⟨

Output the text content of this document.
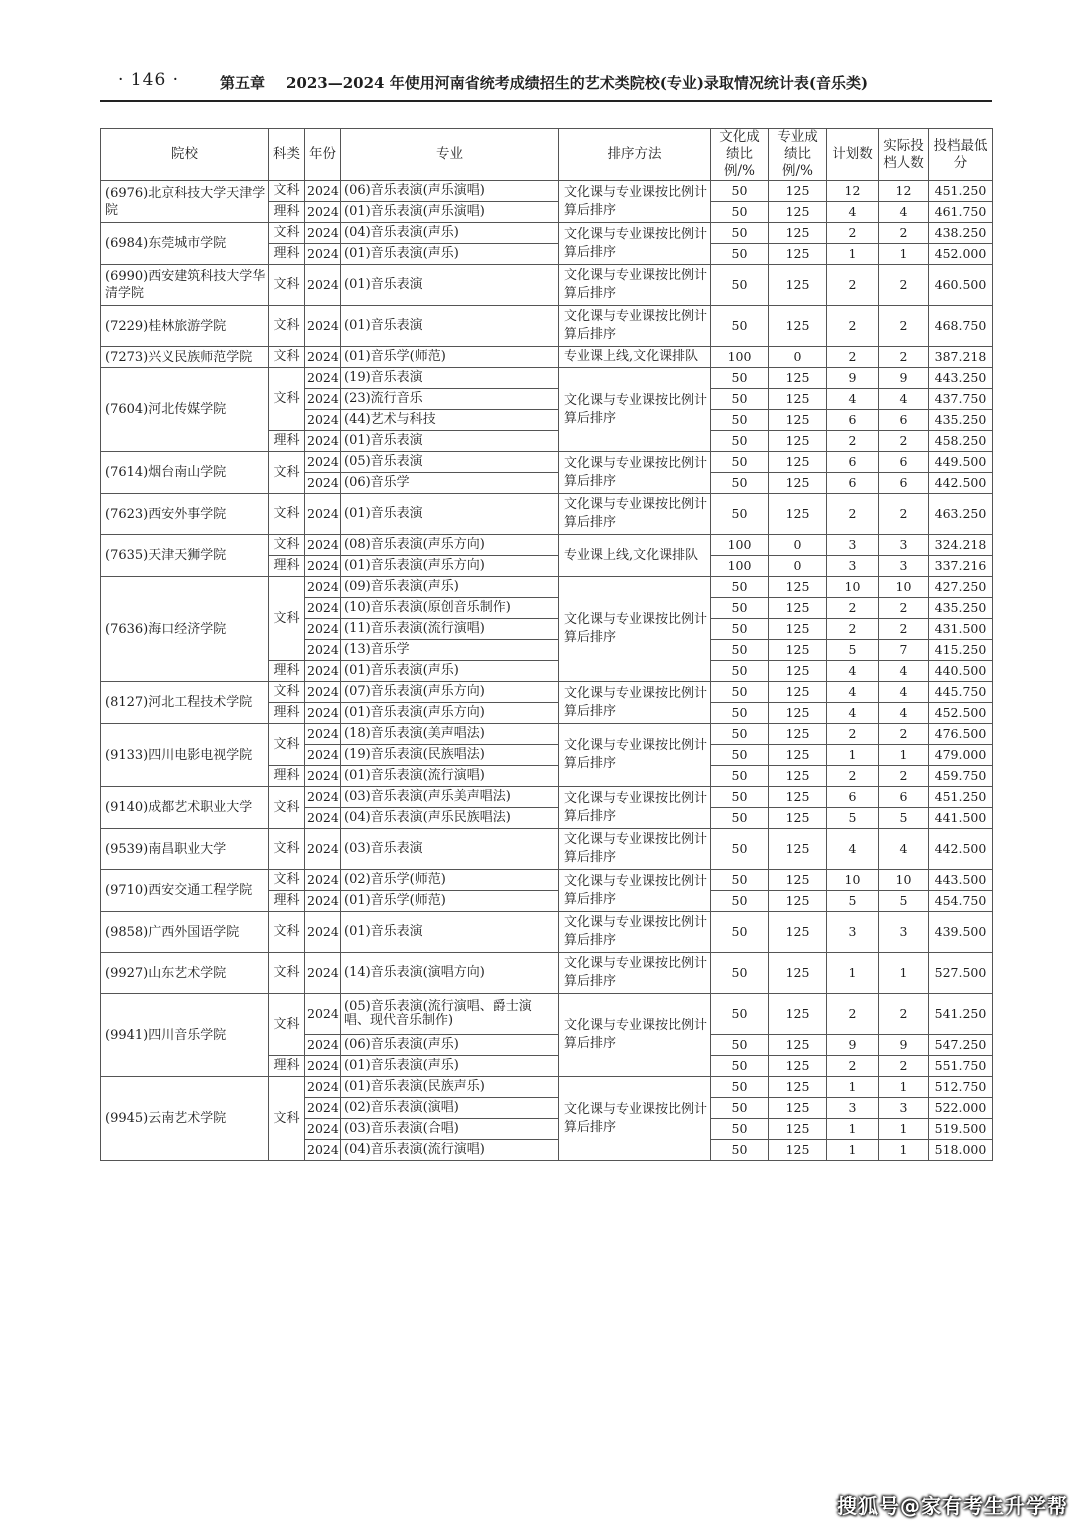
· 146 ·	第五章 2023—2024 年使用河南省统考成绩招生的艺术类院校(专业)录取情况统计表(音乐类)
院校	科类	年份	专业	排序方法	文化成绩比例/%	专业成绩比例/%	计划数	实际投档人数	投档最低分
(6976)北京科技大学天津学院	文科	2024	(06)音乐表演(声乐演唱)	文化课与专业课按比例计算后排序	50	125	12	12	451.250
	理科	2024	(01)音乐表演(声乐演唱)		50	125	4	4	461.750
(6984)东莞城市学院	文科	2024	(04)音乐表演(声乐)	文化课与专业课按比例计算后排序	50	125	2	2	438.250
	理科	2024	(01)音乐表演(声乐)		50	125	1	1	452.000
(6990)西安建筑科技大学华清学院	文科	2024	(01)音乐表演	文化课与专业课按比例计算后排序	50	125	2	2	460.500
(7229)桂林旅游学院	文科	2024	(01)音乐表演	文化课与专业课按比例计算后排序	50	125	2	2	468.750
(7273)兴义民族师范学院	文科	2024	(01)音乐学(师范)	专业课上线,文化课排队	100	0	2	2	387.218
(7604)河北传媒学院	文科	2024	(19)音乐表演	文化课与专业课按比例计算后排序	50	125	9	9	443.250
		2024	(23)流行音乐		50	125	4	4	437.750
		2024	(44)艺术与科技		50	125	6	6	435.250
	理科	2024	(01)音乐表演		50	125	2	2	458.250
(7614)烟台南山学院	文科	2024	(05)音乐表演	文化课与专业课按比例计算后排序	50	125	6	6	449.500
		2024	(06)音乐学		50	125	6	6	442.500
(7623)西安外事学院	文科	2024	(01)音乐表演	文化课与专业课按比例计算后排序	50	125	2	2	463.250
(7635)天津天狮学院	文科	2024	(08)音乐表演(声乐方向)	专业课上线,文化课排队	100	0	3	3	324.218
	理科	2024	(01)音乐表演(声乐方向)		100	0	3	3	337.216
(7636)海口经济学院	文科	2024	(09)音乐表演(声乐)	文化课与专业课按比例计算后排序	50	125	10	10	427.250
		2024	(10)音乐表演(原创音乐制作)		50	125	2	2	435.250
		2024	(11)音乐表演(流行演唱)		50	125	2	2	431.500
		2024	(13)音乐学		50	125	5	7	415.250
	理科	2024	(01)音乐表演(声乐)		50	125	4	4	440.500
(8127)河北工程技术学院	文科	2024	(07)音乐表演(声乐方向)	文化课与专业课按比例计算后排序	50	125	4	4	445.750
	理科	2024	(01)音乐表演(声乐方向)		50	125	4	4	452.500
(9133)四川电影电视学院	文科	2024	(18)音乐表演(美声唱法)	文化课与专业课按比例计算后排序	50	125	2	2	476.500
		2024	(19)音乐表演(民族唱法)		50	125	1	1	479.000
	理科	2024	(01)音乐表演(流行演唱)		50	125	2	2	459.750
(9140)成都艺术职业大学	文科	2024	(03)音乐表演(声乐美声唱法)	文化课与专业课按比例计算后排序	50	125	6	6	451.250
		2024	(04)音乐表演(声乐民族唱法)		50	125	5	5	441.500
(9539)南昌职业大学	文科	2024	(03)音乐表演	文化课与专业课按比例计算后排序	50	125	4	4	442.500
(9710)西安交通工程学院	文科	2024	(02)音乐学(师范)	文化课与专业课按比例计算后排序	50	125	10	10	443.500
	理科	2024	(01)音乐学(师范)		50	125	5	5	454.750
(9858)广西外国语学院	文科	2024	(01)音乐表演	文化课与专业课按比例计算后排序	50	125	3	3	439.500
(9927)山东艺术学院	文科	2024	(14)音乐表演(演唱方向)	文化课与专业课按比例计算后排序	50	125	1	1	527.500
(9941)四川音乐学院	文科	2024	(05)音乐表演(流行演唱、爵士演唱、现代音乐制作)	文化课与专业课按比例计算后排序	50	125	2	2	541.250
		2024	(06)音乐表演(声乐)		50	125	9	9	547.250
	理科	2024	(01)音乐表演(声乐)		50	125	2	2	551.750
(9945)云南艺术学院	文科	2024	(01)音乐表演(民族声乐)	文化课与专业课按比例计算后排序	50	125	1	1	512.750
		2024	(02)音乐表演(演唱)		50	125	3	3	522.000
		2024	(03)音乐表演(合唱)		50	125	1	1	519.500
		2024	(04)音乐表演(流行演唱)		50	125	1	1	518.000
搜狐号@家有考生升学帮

⟩

- [What to produce]
Filter the listing above by the word "声乐演唱"; copy each line that passes.

- [The completed task]
(6976)北京科技大学天津学院	文科	2024	(06)音乐表演(声乐演唱)	文化课与专业课按比例计算后排序	50	125	12	12	451.250
	理科	2024	(01)音乐表演(声乐演唱)		50	125	4	4	461.750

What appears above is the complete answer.